* **Given instruction**:
Repeat the material in full. Keep every line exactly as it is.

* **Supplied material**:
━━━━━━━━
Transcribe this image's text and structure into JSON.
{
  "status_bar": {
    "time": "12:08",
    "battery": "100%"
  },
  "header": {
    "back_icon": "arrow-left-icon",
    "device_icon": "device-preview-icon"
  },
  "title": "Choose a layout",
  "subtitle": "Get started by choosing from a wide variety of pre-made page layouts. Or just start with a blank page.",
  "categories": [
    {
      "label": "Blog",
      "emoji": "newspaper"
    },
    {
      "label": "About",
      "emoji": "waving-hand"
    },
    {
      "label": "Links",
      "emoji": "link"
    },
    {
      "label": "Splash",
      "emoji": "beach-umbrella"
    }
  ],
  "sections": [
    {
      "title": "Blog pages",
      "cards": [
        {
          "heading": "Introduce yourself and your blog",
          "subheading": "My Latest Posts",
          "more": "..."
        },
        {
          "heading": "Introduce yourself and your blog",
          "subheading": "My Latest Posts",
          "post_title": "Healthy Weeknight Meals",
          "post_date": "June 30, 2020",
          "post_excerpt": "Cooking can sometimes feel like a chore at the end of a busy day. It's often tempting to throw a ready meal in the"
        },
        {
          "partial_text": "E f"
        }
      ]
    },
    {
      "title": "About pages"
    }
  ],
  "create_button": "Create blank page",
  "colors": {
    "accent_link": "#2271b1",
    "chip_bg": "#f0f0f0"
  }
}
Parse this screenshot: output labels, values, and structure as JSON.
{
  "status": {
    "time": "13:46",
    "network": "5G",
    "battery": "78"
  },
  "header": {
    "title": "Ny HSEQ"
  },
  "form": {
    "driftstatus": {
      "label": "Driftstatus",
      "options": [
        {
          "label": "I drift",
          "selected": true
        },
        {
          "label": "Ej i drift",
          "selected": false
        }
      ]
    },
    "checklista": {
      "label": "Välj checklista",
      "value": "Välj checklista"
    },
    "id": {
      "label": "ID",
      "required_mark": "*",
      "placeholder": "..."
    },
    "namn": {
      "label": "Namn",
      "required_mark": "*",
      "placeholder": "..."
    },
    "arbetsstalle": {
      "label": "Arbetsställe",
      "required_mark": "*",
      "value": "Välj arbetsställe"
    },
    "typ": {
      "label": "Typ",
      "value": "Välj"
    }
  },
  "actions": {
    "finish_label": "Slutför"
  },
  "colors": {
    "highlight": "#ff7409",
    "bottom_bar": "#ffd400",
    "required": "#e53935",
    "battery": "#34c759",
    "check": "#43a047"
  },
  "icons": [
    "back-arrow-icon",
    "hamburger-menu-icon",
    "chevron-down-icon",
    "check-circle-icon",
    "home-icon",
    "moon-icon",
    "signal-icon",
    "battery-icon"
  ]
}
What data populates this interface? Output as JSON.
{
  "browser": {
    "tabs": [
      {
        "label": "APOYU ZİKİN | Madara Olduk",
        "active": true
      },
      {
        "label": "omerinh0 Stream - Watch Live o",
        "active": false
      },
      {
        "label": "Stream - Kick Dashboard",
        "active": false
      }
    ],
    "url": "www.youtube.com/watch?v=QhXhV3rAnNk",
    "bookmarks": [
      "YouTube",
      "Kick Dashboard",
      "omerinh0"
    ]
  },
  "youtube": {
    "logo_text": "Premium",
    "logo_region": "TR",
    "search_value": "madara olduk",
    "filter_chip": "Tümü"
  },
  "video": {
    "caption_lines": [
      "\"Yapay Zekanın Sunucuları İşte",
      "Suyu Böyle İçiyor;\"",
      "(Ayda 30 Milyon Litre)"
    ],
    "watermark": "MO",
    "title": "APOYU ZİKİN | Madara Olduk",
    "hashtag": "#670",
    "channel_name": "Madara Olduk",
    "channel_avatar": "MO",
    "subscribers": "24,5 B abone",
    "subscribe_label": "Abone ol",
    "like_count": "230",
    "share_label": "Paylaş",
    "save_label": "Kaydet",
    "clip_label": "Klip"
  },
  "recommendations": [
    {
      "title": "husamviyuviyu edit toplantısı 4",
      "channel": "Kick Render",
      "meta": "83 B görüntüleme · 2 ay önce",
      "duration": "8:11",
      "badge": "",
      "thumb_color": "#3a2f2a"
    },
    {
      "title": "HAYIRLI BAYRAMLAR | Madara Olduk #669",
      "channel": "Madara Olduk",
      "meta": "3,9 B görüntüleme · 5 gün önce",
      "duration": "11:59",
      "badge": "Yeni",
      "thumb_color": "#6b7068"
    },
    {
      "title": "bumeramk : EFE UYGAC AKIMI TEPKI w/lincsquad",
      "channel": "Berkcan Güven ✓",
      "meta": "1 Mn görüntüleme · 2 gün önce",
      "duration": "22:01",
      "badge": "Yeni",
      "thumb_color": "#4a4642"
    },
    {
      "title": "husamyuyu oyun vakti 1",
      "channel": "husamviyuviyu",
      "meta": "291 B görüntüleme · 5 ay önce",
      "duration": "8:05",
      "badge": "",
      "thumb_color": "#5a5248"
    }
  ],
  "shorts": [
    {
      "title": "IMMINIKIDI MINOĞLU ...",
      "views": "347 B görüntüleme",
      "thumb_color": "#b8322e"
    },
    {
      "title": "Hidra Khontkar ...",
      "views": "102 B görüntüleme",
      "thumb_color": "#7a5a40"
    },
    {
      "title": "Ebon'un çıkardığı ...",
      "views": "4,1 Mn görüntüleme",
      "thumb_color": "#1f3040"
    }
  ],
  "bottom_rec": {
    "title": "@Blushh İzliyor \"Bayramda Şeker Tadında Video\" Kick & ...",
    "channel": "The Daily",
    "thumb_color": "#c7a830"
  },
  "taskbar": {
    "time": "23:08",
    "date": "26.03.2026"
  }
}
━━━━━━━━
* **Finished exercise**:
Transcribe this image's text and structure into JSON.
{
  "status_bar": {
    "time": "12:08",
    "battery": "100%"
  },
  "header": {
    "back_icon": "arrow-left-icon",
    "device_icon": "device-preview-icon"
  },
  "title": "Choose a layout",
  "subtitle": "Get started by choosing from a wide variety of pre-made page layouts. Or just start with a blank page.",
  "categories": [
    {
      "label": "Blog",
      "emoji": "newspaper"
    },
    {
      "label": "About",
      "emoji": "waving-hand"
    },
    {
      "label": "Links",
      "emoji": "link"
    },
    {
      "label": "Splash",
      "emoji": "beach-umbrella"
    }
  ],
  "sections": [
    {
      "title": "Blog pages",
      "cards": [
        {
          "heading": "Introduce yourself and your blog",
          "subheading": "My Latest Posts",
          "more": "..."
        },
        {
          "heading": "Introduce yourself and your blog",
          "subheading": "My Latest Posts",
          "post_title": "Healthy Weeknight Meals",
          "post_date": "June 30, 2020",
          "post_excerpt": "Cooking can sometimes feel like a chore at the end of a busy day. It's often tempting to throw a ready meal in the"
        },
        {
          "partial_text": "E f"
        }
      ]
    },
    {
      "title": "About pages"
    }
  ],
  "create_button": "Create blank page",
  "colors": {
    "accent_link": "#2271b1",
    "chip_bg": "#f0f0f0"
  }
}
Parse this screenshot: output labels, values, and structure as JSON.
{
  "status": {
    "time": "13:46",
    "network": "5G",
    "battery": "78"
  },
  "header": {
    "title": "Ny HSEQ"
  },
  "form": {
    "driftstatus": {
      "label": "Driftstatus",
      "options": [
        {
          "label": "I drift",
          "selected": true
        },
        {
          "label": "Ej i drift",
          "selected": false
        }
      ]
    },
    "checklista": {
      "label": "Välj checklista",
      "value": "Välj checklista"
    },
    "id": {
      "label": "ID",
      "required_mark": "*",
      "placeholder": "..."
    },
    "namn": {
      "label": "Namn",
      "required_mark": "*",
      "placeholder": "..."
    },
    "arbetsstalle": {
      "label": "Arbetsställe",
      "required_mark": "*",
      "value": "Välj arbetsställe"
    },
    "typ": {
      "label": "Typ",
      "value": "Välj"
    }
  },
  "actions": {
    "finish_label": "Slutför"
  },
  "colors": {
    "highlight": "#ff7409",
    "bottom_bar": "#ffd400",
    "required": "#e53935",
    "battery": "#34c759",
    "check": "#43a047"
  },
  "icons": [
    "back-arrow-icon",
    "hamburger-menu-icon",
    "chevron-down-icon",
    "check-circle-icon",
    "home-icon",
    "moon-icon",
    "signal-icon",
    "battery-icon"
  ]
}
What data populates this interface? Output as JSON.
{
  "browser": {
    "tabs": [
      {
        "label": "APOYU ZİKİN | Madara Olduk",
        "active": true
      },
      {
        "label": "omerinh0 Stream - Watch Live o",
        "active": false
      },
      {
        "label": "Stream - Kick Dashboard",
        "active": false
      }
    ],
    "url": "www.youtube.com/watch?v=QhXhV3rAnNk",
    "bookmarks": [
      "YouTube",
      "Kick Dashboard",
      "omerinh0"
    ]
  },
  "youtube": {
    "logo_text": "Premium",
    "logo_region": "TR",
    "search_value": "madara olduk",
    "filter_chip": "Tümü"
  },
  "video": {
    "caption_lines": [
      "\"Yapay Zekanın Sunucuları İşte",
      "Suyu Böyle İçiyor;\"",
      "(Ayda 30 Milyon Litre)"
    ],
    "watermark": "MO",
    "title": "APOYU ZİKİN | Madara Olduk",
    "hashtag": "#670",
    "channel_name": "Madara Olduk",
    "channel_avatar": "MO",
    "subscribers": "24,5 B abone",
    "subscribe_label": "Abone ol",
    "like_count": "230",
    "share_label": "Paylaş",
    "save_label": "Kaydet",
    "clip_label": "Klip"
  },
  "recommendations": [
    {
      "title": "husamviyuviyu edit toplantısı 4",
      "channel": "Kick Render",
      "meta": "83 B görüntüleme · 2 ay önce",
      "duration": "8:11",
      "badge": "",
      "thumb_color": "#3a2f2a"
    },
    {
      "title": "HAYIRLI BAYRAMLAR | Madara Olduk #669",
      "channel": "Madara Olduk",
      "meta": "3,9 B görüntüleme · 5 gün önce",
      "duration": "11:59",
      "badge": "Yeni",
      "thumb_color": "#6b7068"
    },
    {
      "title": "bumeramk : EFE UYGAC AKIMI TEPKI w/lincsquad",
      "channel": "Berkcan Güven ✓",
      "meta": "1 Mn görüntüleme · 2 gün önce",
      "duration": "22:01",
      "badge": "Yeni",
      "thumb_color": "#4a4642"
    },
    {
      "title": "husamyuyu oyun vakti 1",
      "channel": "husamviyuviyu",
      "meta": "291 B görüntüleme · 5 ay önce",
      "duration": "8:05",
      "badge": "",
      "thumb_color": "#5a5248"
    }
  ],
  "shorts": [
    {
      "title": "IMMINIKIDI MINOĞLU ...",
      "views": "347 B görüntüleme",
      "thumb_color": "#b8322e"
    },
    {
      "title": "Hidra Khontkar ...",
      "views": "102 B görüntüleme",
      "thumb_color": "#7a5a40"
    },
    {
      "title": "Ebon'un çıkardığı ...",
      "views": "4,1 Mn görüntüleme",
      "thumb_color": "#1f3040"
    }
  ],
  "bottom_rec": {
    "title": "@Blushh İzliyor \"Bayramda Şeker Tadında Video\" Kick & ...",
    "channel": "The Daily",
    "thumb_color": "#c7a830"
  },
  "taskbar": {
    "time": "23:08",
    "date": "26.03.2026"
  }
}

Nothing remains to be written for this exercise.